→ **Exercise task**
Exactly as written, print each record in the listing.

-------- Supplied entries

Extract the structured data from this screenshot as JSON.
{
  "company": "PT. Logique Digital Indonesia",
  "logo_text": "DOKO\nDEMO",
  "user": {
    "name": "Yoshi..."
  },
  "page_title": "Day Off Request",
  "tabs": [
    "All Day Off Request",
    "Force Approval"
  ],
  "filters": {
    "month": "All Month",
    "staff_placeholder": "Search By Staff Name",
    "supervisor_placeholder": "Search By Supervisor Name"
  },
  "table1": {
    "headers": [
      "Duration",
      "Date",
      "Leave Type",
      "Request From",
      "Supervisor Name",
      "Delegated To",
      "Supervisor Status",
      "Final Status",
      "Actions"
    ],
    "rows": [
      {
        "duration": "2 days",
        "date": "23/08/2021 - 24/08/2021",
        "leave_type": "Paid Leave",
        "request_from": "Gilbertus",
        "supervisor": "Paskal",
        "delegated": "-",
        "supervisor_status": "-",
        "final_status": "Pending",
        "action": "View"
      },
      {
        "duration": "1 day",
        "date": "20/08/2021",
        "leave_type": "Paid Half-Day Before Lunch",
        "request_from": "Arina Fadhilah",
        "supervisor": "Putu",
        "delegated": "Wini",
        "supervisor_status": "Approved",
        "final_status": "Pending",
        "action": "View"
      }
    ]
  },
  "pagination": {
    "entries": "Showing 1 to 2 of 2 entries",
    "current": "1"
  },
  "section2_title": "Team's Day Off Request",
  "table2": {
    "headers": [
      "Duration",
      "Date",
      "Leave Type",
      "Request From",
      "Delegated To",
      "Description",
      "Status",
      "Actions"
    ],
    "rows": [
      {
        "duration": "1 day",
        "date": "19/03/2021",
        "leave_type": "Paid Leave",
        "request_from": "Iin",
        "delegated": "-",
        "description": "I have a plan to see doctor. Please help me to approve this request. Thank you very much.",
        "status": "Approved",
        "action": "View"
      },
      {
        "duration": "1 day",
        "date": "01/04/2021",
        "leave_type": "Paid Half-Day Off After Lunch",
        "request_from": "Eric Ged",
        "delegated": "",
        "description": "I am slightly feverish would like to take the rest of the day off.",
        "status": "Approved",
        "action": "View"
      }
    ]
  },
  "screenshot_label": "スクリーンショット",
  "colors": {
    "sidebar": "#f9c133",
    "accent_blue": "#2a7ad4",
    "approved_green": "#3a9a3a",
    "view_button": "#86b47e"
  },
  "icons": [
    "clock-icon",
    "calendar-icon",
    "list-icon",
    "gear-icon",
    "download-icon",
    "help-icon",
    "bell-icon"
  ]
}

----------------

→ **Exercise answer**
Extract the structured data from this screenshot as JSON.
{
  "company": "PT. Logique Digital Indonesia",
  "logo_text": "DOKO\nDEMO",
  "user": {
    "name": "Yoshi..."
  },
  "page_title": "Day Off Request",
  "tabs": [
    "All Day Off Request",
    "Force Approval"
  ],
  "filters": {
    "month": "All Month",
    "staff_placeholder": "Search By Staff Name",
    "supervisor_placeholder": "Search By Supervisor Name"
  },
  "table1": {
    "headers": [
      "Duration",
      "Date",
      "Leave Type",
      "Request From",
      "Supervisor Name",
      "Delegated To",
      "Supervisor Status",
      "Final Status",
      "Actions"
    ],
    "rows": [
      {
        "duration": "2 days",
        "date": "23/08/2021 - 24/08/2021",
        "leave_type": "Paid Leave",
        "request_from": "Gilbertus",
        "supervisor": "Paskal",
        "delegated": "-",
        "supervisor_status": "-",
        "final_status": "Pending",
        "action": "View"
      },
      {
        "duration": "1 day",
        "date": "20/08/2021",
        "leave_type": "Paid Half-Day Before Lunch",
        "request_from": "Arina Fadhilah",
        "supervisor": "Putu",
        "delegated": "Wini",
        "supervisor_status": "Approved",
        "final_status": "Pending",
        "action": "View"
      }
    ]
  },
  "pagination": {
    "entries": "Showing 1 to 2 of 2 entries",
    "current": "1"
  },
  "section2_title": "Team's Day Off Request",
  "table2": {
    "headers": [
      "Duration",
      "Date",
      "Leave Type",
      "Request From",
      "Delegated To",
      "Description",
      "Status",
      "Actions"
    ],
    "rows": [
      {
        "duration": "1 day",
        "date": "19/03/2021",
        "leave_type": "Paid Leave",
        "request_from": "Iin",
        "delegated": "-",
        "description": "I have a plan to see doctor. Please help me to approve this request. Thank you very much.",
        "status": "Approved",
        "action": "View"
      },
      {
        "duration": "1 day",
        "date": "01/04/2021",
        "leave_type": "Paid Half-Day Off After Lunch",
        "request_from": "Eric Ged",
        "delegated": "",
        "description": "I am slightly feverish would like to take the rest of the day off.",
        "status": "Approved",
        "action": "View"
      }
    ]
  },
  "screenshot_label": "スクリーンショット",
  "colors": {
    "sidebar": "#f9c133",
    "accent_blue": "#2a7ad4",
    "approved_green": "#3a9a3a",
    "view_button": "#86b47e"
  },
  "icons": [
    "clock-icon",
    "calendar-icon",
    "list-icon",
    "gear-icon",
    "download-icon",
    "help-icon",
    "bell-icon"
  ]
}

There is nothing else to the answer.